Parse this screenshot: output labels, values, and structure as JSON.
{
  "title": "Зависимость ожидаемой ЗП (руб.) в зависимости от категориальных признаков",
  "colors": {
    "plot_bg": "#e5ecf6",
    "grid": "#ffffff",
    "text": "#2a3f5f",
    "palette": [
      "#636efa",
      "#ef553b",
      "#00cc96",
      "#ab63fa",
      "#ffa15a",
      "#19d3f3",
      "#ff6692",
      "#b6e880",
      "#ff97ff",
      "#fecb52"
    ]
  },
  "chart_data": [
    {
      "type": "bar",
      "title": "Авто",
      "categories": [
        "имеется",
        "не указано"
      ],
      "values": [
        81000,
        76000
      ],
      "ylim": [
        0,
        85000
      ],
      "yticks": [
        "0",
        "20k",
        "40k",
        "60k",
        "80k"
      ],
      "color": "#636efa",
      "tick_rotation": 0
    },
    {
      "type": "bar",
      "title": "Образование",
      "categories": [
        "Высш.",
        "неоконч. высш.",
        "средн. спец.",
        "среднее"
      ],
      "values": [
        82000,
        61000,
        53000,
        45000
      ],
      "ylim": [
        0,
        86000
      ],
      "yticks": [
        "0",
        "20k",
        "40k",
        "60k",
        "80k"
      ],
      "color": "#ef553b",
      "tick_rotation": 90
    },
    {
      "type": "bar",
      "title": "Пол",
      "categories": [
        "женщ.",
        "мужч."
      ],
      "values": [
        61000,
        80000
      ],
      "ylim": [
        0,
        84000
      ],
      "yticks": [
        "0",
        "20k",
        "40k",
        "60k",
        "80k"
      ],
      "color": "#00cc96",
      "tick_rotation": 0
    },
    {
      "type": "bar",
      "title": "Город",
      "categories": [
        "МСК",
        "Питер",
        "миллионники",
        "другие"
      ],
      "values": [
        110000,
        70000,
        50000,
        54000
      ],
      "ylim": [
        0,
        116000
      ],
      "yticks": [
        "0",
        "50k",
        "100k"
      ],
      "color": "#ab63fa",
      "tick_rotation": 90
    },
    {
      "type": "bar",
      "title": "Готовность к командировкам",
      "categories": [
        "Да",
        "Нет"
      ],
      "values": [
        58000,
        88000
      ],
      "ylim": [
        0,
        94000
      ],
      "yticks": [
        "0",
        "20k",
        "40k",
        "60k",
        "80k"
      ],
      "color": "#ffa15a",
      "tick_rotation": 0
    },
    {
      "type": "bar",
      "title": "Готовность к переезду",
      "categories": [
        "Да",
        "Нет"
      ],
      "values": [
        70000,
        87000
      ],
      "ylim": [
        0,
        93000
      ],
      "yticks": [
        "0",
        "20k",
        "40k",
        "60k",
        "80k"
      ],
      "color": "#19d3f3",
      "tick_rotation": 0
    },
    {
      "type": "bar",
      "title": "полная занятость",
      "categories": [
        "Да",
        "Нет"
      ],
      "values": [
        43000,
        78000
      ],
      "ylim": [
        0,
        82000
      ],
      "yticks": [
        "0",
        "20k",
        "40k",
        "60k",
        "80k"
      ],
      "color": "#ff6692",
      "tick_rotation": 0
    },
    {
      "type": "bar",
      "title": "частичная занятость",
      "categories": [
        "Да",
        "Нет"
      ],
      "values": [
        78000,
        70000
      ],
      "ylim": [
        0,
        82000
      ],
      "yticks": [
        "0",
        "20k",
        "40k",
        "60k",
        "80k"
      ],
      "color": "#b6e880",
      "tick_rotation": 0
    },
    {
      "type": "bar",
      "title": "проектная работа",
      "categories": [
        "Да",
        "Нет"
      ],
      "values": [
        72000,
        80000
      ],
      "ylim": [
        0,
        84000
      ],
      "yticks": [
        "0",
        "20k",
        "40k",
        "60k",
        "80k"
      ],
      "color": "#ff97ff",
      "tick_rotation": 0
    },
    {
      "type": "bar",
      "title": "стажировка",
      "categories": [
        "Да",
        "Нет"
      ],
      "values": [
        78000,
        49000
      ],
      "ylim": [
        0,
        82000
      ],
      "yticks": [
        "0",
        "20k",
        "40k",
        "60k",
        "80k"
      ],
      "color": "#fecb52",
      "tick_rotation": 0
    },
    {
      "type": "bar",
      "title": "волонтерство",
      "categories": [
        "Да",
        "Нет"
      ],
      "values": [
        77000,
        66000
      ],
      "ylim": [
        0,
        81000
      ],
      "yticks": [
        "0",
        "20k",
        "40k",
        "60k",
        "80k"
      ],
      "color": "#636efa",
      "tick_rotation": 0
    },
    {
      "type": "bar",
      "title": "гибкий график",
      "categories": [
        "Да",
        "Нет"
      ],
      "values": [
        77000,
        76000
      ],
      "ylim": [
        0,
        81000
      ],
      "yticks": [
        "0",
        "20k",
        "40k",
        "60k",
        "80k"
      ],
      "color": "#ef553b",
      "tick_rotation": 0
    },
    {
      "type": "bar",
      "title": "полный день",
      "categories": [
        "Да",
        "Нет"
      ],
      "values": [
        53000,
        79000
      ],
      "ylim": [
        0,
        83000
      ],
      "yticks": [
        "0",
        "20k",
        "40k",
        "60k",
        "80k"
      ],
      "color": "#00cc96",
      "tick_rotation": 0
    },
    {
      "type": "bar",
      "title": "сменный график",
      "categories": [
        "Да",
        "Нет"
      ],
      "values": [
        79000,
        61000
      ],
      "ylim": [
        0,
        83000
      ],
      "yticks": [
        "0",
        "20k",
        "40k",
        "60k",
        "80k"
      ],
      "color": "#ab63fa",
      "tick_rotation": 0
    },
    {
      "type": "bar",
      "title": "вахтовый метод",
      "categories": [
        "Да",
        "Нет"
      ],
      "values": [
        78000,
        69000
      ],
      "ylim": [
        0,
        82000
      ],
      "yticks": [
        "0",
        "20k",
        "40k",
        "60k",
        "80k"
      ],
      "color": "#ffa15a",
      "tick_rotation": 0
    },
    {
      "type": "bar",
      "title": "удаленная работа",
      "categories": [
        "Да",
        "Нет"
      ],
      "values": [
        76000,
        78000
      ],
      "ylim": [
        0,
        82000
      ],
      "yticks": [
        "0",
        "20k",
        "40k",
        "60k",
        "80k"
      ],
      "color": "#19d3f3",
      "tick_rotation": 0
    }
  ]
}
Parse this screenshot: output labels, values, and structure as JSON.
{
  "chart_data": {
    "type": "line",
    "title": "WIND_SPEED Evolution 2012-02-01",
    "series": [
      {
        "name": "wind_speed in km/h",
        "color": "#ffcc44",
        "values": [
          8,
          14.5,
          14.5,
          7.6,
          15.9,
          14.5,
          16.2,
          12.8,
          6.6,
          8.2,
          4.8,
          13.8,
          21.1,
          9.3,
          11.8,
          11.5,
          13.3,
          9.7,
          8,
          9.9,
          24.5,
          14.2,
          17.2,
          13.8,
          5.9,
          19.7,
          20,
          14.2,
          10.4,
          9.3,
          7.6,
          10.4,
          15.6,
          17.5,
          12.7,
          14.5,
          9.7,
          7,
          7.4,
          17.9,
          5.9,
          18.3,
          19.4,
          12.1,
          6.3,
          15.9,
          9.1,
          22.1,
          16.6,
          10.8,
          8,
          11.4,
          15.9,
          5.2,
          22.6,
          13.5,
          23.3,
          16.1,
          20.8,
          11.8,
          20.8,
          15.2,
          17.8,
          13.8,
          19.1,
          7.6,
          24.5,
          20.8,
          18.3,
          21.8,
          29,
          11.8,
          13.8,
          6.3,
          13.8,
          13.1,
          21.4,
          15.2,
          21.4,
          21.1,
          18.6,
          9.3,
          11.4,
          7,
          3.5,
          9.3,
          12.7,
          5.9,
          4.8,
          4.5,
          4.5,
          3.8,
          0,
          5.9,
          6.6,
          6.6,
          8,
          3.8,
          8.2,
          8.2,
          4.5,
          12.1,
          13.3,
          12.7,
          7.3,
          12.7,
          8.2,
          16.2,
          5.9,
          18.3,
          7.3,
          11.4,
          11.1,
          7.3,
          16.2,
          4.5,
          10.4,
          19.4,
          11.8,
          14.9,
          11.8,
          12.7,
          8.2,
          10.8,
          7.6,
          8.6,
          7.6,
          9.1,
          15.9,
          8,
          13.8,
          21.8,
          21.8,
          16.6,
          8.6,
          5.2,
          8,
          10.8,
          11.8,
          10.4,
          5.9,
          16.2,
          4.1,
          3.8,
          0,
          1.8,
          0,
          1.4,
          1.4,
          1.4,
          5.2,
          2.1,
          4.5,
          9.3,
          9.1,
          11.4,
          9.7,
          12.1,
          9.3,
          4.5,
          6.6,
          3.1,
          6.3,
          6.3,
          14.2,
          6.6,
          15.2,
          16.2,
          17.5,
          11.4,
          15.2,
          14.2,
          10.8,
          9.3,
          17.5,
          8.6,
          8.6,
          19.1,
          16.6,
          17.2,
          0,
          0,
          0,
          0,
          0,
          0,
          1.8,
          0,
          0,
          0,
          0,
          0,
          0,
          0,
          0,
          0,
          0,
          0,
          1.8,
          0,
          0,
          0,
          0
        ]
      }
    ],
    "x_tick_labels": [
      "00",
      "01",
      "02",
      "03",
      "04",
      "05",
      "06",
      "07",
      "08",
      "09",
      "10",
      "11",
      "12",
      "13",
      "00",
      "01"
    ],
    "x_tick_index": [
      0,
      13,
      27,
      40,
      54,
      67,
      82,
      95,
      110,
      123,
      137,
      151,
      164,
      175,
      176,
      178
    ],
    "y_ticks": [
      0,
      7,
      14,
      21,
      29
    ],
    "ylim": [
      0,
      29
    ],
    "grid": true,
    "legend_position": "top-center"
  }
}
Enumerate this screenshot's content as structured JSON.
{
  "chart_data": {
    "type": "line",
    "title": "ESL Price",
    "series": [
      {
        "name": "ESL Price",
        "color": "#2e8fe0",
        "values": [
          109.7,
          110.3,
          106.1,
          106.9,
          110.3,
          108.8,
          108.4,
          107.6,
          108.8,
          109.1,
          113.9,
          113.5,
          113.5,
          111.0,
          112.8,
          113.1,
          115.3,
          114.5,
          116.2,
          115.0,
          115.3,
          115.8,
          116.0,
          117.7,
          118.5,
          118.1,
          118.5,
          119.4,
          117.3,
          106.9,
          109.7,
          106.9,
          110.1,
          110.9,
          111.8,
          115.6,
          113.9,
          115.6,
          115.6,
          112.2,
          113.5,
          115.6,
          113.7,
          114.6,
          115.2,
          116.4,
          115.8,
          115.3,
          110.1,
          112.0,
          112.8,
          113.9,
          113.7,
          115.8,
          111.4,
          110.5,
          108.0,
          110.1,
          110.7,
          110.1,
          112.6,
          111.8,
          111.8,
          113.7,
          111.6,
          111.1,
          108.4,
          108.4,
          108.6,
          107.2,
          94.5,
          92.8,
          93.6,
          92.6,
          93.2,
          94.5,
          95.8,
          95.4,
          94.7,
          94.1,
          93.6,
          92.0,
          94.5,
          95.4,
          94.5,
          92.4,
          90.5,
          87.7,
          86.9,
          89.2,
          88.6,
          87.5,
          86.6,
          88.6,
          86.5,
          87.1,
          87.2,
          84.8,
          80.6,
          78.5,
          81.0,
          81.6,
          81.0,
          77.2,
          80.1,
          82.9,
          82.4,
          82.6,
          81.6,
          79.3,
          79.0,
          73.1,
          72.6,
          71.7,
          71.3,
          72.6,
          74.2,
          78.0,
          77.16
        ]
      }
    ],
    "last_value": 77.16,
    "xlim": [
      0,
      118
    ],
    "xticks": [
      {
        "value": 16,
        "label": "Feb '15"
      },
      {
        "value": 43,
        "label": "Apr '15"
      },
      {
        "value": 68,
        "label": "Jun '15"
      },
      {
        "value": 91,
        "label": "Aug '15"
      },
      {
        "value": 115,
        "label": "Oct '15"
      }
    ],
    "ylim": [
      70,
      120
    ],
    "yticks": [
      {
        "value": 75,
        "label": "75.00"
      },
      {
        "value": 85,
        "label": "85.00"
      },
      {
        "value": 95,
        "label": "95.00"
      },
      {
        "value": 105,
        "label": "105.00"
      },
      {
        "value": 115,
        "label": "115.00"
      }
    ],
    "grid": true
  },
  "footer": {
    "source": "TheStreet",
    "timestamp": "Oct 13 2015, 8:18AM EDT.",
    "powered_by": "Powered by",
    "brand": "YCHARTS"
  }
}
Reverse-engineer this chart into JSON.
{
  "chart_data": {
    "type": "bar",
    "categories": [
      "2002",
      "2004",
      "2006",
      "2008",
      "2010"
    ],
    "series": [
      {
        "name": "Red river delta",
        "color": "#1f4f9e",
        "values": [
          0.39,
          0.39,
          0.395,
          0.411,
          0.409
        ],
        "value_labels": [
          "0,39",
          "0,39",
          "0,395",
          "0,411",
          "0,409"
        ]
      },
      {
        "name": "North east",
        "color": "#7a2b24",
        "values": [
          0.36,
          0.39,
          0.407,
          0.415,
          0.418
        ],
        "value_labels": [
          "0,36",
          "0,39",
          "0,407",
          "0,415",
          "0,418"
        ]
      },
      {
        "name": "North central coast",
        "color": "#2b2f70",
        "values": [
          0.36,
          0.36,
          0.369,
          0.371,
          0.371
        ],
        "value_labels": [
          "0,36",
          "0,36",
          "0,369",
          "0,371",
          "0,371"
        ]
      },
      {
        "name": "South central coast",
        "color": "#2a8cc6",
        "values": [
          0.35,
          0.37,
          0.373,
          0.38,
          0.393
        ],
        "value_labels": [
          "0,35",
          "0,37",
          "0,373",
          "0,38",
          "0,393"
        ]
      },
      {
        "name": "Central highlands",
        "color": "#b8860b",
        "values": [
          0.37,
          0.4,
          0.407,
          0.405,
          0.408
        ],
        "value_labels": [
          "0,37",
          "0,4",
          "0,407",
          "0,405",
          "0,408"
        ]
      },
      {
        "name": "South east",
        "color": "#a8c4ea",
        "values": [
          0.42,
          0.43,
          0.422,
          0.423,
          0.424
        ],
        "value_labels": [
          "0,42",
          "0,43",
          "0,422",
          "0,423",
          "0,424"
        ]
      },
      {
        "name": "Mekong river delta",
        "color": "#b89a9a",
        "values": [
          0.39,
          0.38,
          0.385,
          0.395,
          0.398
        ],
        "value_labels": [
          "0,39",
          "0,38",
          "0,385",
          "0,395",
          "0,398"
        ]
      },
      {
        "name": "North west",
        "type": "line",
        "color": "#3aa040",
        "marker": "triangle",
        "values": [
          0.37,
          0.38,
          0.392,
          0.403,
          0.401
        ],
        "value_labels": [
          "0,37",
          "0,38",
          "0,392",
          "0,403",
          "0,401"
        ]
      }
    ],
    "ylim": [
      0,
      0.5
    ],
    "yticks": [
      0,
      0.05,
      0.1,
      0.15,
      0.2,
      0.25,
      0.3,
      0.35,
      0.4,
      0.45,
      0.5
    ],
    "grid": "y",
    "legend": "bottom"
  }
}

SHORT EXERCISE:
Scan the data above and copy every line with "North" in it.

CORRECT ANSWER:
        "name": "North east",
        "name": "North central coast",
        "name": "North west",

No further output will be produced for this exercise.